[start The input]

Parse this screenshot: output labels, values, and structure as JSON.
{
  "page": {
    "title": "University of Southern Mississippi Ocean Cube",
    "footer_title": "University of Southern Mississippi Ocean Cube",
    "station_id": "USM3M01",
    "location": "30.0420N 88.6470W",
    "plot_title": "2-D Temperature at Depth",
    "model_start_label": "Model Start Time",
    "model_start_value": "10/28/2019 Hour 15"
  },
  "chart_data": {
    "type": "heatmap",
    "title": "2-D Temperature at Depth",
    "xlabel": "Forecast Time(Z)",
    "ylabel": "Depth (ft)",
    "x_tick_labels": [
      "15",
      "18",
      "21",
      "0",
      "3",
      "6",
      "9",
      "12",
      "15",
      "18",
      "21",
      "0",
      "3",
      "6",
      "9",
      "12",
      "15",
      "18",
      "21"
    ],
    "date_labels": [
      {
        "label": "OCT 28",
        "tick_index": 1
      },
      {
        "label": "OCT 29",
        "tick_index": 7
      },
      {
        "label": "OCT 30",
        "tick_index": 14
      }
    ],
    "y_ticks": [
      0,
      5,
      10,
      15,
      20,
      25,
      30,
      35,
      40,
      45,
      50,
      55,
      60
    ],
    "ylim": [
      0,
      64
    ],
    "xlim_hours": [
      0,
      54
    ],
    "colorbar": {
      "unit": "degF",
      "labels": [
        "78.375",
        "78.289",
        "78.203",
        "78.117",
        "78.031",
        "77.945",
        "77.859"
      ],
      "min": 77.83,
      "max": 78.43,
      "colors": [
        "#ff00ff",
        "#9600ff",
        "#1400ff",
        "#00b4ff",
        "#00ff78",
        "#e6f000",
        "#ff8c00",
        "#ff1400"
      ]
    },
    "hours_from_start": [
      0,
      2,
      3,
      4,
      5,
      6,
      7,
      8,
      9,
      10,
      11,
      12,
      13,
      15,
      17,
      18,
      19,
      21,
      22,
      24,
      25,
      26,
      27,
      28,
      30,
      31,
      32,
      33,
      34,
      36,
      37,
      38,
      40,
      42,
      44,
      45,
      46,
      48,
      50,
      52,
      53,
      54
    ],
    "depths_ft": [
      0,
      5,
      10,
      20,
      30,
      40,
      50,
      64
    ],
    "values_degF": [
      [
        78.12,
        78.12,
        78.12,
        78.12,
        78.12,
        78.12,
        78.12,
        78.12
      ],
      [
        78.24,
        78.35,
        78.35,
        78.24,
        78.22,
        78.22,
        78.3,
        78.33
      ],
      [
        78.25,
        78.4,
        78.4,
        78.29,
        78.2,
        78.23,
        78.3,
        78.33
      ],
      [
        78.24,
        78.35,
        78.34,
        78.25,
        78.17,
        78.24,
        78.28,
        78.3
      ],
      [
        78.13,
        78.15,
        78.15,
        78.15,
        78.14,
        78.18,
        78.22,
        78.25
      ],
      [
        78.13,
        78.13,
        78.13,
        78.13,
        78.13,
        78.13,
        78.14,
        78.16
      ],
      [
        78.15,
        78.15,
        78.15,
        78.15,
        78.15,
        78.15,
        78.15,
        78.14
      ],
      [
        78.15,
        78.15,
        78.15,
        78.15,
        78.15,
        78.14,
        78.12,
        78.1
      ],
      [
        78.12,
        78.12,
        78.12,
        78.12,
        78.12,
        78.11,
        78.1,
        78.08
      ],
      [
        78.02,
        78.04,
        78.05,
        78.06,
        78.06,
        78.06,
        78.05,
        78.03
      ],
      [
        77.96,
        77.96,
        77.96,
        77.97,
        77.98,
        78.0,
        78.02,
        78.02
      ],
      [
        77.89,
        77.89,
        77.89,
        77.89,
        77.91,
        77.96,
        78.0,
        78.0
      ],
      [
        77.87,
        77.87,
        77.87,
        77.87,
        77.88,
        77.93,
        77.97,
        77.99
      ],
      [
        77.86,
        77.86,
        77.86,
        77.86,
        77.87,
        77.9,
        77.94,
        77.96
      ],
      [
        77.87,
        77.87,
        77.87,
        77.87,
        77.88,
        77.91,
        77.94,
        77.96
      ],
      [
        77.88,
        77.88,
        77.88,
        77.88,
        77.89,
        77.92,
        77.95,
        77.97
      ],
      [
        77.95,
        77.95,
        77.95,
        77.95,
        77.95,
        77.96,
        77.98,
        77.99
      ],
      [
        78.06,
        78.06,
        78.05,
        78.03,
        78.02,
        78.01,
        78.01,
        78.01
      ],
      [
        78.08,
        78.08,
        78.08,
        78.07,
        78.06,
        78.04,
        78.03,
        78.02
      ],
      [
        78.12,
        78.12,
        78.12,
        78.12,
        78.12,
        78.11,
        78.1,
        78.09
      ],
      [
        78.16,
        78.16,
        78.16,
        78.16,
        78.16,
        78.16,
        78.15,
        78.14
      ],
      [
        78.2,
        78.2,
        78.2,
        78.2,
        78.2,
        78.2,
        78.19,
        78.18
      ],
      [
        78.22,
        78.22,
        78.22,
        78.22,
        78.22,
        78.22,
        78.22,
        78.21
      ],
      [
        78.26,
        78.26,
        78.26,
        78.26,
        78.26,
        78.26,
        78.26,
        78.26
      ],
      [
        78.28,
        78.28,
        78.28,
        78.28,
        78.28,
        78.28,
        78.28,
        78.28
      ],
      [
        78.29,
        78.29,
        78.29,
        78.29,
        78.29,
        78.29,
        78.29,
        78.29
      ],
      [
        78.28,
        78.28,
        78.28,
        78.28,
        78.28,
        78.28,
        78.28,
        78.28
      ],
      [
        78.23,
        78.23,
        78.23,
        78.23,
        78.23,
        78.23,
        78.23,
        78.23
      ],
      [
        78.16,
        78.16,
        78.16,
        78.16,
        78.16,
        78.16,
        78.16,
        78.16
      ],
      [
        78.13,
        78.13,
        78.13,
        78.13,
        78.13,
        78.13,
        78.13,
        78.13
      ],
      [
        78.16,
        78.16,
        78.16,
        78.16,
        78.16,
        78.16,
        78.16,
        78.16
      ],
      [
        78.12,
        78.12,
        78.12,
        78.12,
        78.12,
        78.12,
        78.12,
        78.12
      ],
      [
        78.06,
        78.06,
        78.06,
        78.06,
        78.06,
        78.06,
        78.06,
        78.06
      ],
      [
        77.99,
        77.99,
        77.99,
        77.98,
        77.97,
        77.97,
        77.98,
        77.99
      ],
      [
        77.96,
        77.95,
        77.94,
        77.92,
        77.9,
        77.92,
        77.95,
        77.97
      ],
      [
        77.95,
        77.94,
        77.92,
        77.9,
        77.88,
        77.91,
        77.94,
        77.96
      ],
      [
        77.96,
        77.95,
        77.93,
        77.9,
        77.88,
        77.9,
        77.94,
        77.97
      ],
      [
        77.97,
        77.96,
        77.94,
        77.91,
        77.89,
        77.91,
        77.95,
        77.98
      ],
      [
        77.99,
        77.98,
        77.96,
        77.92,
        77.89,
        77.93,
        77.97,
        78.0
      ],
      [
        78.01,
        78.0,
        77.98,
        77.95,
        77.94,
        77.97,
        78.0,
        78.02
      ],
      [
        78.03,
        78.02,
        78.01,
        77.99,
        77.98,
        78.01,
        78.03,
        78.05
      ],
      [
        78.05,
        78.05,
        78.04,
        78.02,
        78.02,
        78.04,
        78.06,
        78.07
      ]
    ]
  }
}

[end The input]

Given request — Identify the lines that contain the string "Cube", and copy every one of them.

Response for this exercise —
    "title": "University of Southern Mississippi Ocean Cube",
    "footer_title": "University of Southern Mississippi Ocean Cube",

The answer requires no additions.